*Task prompt*
Identify each line containing the word "JSON" and copy it.

*Records for this task*
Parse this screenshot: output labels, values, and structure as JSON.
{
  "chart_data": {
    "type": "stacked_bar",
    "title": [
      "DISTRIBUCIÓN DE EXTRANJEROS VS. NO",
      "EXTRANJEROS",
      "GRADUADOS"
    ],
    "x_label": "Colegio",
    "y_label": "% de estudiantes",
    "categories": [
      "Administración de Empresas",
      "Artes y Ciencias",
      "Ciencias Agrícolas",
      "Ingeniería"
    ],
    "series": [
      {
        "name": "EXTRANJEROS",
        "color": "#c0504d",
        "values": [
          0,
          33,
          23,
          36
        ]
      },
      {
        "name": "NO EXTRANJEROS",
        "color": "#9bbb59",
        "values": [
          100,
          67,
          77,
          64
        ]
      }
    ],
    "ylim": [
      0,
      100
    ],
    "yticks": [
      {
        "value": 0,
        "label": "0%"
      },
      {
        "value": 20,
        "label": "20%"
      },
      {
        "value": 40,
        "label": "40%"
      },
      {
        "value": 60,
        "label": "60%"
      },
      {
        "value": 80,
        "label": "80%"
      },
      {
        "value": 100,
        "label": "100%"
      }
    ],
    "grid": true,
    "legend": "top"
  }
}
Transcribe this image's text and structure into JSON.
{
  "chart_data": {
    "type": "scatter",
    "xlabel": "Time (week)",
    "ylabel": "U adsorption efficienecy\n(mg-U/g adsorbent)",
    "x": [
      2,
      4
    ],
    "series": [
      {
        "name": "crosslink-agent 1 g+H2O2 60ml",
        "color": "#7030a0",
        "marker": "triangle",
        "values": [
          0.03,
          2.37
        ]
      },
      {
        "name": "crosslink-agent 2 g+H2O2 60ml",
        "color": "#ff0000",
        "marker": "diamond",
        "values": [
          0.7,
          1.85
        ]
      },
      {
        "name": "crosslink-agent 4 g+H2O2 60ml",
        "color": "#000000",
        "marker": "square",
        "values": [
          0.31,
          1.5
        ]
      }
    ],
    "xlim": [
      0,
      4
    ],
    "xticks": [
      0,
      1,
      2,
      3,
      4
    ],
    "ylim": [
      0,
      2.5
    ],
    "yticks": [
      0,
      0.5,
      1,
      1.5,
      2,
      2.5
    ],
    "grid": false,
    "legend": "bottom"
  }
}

*Task output*
Parse this screenshot: output labels, values, and structure as JSON.
Transcribe this image's text and structure into JSON.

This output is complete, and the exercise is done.